§ Description of the task: Pull out the lines running from the one with "Enumerate this screenshot's" to the one with "Serialize everything readable", inclusive, word for word. Drop any picture.

[Some records]
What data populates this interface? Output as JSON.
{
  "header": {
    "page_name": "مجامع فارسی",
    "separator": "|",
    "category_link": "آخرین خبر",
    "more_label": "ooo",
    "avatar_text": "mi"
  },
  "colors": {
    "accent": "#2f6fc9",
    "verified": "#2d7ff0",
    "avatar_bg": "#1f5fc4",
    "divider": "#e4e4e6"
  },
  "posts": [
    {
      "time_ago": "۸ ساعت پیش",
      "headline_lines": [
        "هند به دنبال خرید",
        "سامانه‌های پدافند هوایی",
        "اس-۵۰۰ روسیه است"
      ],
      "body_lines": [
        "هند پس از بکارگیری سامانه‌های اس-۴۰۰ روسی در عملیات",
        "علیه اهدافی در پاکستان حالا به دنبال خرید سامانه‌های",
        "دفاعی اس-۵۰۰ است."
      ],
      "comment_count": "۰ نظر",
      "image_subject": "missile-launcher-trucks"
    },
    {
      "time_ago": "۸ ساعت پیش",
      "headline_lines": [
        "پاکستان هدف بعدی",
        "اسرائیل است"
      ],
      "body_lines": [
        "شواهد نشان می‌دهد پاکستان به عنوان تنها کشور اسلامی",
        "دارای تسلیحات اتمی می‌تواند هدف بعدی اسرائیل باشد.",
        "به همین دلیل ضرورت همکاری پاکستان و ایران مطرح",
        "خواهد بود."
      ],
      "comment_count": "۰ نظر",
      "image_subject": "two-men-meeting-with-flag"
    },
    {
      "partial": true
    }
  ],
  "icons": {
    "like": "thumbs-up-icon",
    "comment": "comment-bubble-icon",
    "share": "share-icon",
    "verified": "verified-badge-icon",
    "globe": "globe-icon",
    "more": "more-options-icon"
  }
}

...

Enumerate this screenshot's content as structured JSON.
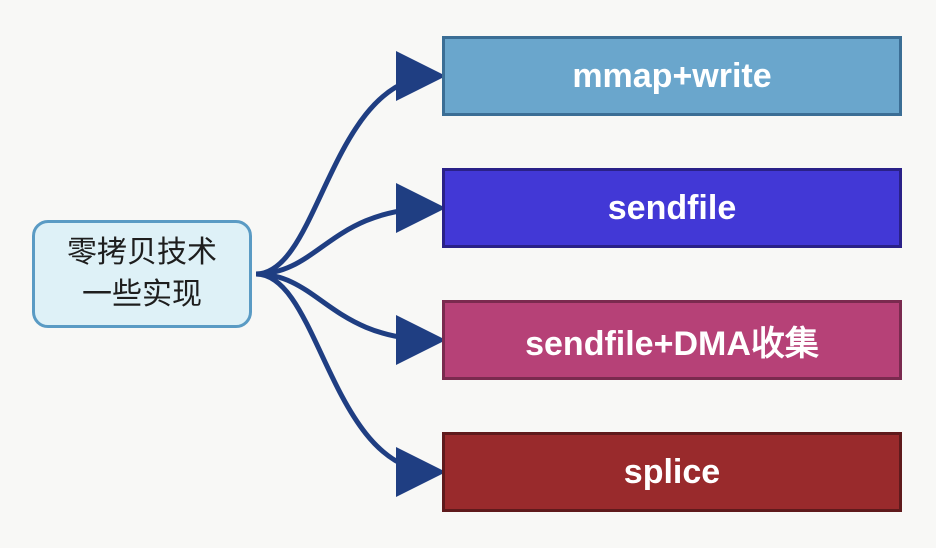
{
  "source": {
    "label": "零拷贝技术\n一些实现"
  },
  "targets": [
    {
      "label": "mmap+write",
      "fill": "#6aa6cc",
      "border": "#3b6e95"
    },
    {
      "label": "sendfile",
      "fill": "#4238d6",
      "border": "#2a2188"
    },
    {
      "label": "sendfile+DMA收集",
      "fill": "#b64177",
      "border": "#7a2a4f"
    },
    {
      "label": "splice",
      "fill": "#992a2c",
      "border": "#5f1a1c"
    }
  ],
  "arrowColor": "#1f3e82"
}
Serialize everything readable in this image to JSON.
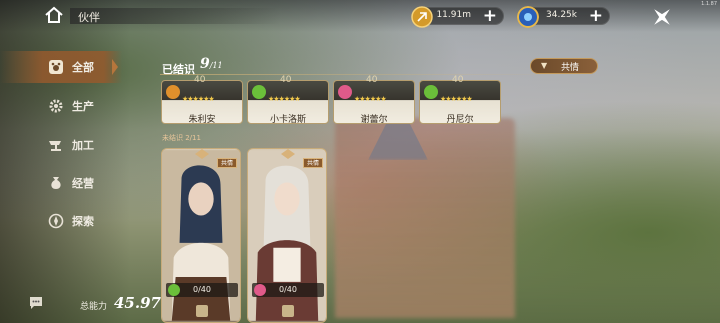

§ Solution below:
Enumerate this screenshot's content as structured JSON.
{
  "source": {
    "label": "零拷贝技术\n一些实现"
  },
  "targets": [
    {
      "label": "mmap+write",
      "fill": "#6aa6cc",
      "border": "#3b6e95"
    },
    {
      "label": "sendfile",
      "fill": "#4238d6",
      "border": "#2a2188"
    },
    {
      "label": "sendfile+DMA收集",
      "fill": "#b64177",
      "border": "#7a2a4f"
    },
    {
      "label": "splice",
      "fill": "#992a2c",
      "border": "#5f1a1c"
    }
  ],
  "arrowColor": "#1f3e82"
}
Serialize everything readable in this image to JSON.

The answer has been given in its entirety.